>> START Data provided

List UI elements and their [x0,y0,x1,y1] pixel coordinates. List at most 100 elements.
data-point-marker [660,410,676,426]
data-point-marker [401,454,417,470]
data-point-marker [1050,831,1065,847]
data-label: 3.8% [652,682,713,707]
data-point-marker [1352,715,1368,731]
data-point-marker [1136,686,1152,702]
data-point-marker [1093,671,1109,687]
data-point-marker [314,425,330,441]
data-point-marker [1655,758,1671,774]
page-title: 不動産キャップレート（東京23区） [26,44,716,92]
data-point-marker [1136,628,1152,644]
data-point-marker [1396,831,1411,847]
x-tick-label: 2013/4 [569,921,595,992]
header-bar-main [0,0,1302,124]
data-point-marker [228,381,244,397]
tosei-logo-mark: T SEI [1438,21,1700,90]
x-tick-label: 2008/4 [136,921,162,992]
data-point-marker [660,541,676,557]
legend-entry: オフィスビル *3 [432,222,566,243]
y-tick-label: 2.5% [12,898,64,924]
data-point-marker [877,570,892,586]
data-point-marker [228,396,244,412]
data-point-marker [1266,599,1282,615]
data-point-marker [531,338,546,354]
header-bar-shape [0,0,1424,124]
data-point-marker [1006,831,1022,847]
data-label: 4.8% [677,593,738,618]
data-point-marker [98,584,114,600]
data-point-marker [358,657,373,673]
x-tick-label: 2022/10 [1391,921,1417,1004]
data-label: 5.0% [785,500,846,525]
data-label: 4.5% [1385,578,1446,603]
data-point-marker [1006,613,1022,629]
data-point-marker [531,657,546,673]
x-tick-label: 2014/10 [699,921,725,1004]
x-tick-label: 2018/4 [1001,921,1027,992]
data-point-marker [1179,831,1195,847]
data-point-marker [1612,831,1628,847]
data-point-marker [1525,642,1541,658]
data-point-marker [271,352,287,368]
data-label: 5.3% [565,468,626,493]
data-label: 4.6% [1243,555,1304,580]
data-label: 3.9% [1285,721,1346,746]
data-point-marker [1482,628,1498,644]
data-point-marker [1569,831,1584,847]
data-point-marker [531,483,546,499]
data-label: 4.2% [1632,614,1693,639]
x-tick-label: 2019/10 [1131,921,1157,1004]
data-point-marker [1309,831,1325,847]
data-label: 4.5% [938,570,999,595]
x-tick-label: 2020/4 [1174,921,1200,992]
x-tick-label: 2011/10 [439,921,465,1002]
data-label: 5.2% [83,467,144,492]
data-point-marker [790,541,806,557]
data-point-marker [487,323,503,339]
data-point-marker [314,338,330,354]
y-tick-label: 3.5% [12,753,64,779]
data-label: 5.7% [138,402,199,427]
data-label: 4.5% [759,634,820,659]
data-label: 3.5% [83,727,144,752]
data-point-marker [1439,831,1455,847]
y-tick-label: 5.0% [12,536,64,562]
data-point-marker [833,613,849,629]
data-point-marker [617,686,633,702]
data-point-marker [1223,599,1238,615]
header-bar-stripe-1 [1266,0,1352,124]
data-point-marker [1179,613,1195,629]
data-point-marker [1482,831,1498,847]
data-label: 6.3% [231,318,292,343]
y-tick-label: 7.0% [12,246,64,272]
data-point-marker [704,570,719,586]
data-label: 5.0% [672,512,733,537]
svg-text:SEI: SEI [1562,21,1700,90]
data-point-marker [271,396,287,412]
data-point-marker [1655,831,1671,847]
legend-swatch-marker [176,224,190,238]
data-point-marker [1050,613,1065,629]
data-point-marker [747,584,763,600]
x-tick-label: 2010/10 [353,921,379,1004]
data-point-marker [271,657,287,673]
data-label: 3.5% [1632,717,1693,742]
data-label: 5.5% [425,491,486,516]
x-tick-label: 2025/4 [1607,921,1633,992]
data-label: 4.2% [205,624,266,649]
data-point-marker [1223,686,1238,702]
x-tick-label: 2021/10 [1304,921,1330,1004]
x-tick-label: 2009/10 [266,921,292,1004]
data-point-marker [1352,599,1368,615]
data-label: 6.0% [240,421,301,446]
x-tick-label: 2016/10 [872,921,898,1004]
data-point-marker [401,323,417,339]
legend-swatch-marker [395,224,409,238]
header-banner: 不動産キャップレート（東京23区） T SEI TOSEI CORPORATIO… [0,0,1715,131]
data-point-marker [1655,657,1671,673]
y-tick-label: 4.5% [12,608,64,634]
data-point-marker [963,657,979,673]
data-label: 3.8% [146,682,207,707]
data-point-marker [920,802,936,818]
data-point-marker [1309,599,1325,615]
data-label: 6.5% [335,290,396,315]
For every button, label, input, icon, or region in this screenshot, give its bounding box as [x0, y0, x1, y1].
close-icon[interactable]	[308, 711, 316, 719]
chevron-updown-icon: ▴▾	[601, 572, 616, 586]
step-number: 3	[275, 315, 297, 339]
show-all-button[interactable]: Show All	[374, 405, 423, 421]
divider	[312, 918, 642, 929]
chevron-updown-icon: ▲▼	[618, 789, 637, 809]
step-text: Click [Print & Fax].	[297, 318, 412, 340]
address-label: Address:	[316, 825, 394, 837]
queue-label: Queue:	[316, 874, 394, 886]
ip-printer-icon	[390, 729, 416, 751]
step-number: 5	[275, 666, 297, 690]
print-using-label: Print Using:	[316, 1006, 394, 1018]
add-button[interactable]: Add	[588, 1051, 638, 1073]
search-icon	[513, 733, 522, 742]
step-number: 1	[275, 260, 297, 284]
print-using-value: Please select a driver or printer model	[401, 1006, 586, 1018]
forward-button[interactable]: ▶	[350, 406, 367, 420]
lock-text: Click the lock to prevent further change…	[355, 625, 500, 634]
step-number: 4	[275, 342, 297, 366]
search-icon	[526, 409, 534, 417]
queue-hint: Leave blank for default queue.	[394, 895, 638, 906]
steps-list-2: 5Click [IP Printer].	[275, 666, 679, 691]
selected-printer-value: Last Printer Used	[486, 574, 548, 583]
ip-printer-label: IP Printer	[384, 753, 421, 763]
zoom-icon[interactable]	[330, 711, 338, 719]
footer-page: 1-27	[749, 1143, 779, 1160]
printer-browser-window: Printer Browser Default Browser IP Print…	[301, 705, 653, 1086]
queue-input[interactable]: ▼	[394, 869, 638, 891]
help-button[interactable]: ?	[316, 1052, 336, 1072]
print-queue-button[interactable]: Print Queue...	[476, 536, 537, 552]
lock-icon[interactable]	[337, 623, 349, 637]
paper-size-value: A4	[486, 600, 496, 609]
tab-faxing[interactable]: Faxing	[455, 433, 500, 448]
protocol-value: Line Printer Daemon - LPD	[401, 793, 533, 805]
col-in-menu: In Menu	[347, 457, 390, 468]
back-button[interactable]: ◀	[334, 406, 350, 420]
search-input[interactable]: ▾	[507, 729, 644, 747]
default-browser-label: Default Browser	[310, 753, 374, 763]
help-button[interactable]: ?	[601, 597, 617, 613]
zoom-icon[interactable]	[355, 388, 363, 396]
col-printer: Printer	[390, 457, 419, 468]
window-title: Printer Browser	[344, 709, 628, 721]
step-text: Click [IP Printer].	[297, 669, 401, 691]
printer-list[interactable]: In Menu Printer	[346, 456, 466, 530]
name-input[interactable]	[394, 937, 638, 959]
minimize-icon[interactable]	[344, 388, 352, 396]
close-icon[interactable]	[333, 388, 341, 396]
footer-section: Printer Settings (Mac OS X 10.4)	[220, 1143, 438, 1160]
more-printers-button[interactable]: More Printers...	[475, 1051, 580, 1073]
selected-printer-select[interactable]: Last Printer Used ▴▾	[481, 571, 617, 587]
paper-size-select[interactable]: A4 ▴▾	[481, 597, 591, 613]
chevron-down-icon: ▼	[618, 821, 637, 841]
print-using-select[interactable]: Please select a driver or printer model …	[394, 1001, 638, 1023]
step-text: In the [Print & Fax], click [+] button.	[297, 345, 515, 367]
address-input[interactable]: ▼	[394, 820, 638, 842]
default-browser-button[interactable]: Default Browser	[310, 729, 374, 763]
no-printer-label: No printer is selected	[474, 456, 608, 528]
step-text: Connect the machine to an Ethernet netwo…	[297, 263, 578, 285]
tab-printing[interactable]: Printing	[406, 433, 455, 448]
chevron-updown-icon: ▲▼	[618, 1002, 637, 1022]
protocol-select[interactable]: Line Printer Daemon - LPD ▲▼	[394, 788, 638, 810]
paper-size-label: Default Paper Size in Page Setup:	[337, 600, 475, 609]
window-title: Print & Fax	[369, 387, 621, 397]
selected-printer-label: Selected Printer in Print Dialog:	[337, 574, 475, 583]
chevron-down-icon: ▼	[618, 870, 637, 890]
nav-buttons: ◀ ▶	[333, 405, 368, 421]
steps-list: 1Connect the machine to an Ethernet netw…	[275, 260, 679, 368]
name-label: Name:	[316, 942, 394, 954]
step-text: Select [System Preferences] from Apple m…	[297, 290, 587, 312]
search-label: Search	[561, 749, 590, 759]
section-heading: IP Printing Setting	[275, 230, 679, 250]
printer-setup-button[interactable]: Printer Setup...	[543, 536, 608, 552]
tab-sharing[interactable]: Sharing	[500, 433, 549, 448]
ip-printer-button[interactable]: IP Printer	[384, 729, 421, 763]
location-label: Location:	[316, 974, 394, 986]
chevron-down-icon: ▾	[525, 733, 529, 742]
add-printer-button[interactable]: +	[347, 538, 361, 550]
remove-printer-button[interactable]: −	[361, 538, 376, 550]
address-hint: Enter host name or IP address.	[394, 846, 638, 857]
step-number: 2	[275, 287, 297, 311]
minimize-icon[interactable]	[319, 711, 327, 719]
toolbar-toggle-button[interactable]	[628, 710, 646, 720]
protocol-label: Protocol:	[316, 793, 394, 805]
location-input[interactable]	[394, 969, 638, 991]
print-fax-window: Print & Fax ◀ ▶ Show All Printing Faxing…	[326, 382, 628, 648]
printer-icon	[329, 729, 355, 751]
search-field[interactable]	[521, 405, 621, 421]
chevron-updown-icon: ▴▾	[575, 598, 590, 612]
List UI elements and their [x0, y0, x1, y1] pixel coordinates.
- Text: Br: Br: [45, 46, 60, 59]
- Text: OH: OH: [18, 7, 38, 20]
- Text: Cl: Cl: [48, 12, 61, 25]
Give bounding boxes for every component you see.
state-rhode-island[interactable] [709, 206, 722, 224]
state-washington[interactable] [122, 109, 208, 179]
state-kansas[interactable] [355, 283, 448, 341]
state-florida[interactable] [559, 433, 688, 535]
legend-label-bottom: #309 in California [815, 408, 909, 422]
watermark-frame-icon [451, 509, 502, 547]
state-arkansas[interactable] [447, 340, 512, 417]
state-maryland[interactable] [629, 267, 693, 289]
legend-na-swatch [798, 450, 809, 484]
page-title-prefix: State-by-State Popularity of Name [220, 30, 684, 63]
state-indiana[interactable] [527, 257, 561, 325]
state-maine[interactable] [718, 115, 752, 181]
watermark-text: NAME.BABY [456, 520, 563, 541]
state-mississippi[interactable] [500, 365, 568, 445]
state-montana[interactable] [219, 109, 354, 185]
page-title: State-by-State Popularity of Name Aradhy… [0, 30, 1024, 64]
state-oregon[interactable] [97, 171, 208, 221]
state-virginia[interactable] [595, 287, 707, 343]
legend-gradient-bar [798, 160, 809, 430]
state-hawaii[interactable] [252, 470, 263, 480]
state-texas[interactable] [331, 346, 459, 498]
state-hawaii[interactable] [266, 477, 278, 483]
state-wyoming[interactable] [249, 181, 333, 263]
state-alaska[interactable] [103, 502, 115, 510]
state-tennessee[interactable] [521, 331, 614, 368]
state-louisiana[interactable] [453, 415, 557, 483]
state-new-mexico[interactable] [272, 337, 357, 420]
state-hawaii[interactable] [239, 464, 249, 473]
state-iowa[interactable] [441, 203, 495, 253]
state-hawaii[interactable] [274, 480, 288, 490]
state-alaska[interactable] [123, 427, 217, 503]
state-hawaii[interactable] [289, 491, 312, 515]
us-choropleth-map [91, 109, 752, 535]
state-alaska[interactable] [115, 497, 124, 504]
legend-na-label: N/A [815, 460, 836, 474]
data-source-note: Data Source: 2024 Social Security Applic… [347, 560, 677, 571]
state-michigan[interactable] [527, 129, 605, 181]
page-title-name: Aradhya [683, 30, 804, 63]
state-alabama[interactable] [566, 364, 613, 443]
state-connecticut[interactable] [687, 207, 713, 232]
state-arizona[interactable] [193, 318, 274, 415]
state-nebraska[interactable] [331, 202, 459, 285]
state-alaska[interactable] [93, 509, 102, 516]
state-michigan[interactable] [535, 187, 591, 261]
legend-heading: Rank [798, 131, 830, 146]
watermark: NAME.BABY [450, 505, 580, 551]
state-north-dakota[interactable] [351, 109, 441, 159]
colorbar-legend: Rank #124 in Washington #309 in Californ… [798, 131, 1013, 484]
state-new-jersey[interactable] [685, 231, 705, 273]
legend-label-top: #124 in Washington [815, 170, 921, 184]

>> END Data provided

[The task]
Extract the lines from the very first one through the line that contains "data-point-marker [1525,642,1541,658]", both ends included, and reproduce them verbatim.

[Task solution]
List UI elements and their [x0,y0,x1,y1] pixel coordinates. List at most 100 elements.
data-point-marker [660,410,676,426]
data-point-marker [401,454,417,470]
data-point-marker [1050,831,1065,847]
data-label: 3.8% [652,682,713,707]
data-point-marker [1352,715,1368,731]
data-point-marker [1136,686,1152,702]
data-point-marker [1093,671,1109,687]
data-point-marker [314,425,330,441]
data-point-marker [1655,758,1671,774]
page-title: 不動産キャップレート（東京23区） [26,44,716,92]
data-point-marker [1136,628,1152,644]
data-point-marker [1396,831,1411,847]
x-tick-label: 2013/4 [569,921,595,992]
header-bar-main [0,0,1302,124]
data-point-marker [228,381,244,397]
tosei-logo-mark: T SEI [1438,21,1700,90]
x-tick-label: 2008/4 [136,921,162,992]
data-point-marker [660,541,676,557]
legend-entry: オフィスビル *3 [432,222,566,243]
y-tick-label: 2.5% [12,898,64,924]
data-point-marker [877,570,892,586]
data-point-marker [228,396,244,412]
data-point-marker [1266,599,1282,615]
data-point-marker [531,338,546,354]
header-bar-shape [0,0,1424,124]
data-point-marker [1006,831,1022,847]
data-label: 4.8% [677,593,738,618]
data-point-marker [98,584,114,600]
data-point-marker [358,657,373,673]
x-tick-label: 2022/10 [1391,921,1417,1004]
data-label: 5.0% [785,500,846,525]
data-label: 4.5% [1385,578,1446,603]
data-point-marker [1006,613,1022,629]
data-point-marker [531,657,546,673]
x-tick-label: 2014/10 [699,921,725,1004]
x-tick-label: 2018/4 [1001,921,1027,992]
data-point-marker [1179,831,1195,847]
data-point-marker [1612,831,1628,847]
data-point-marker [1525,642,1541,658]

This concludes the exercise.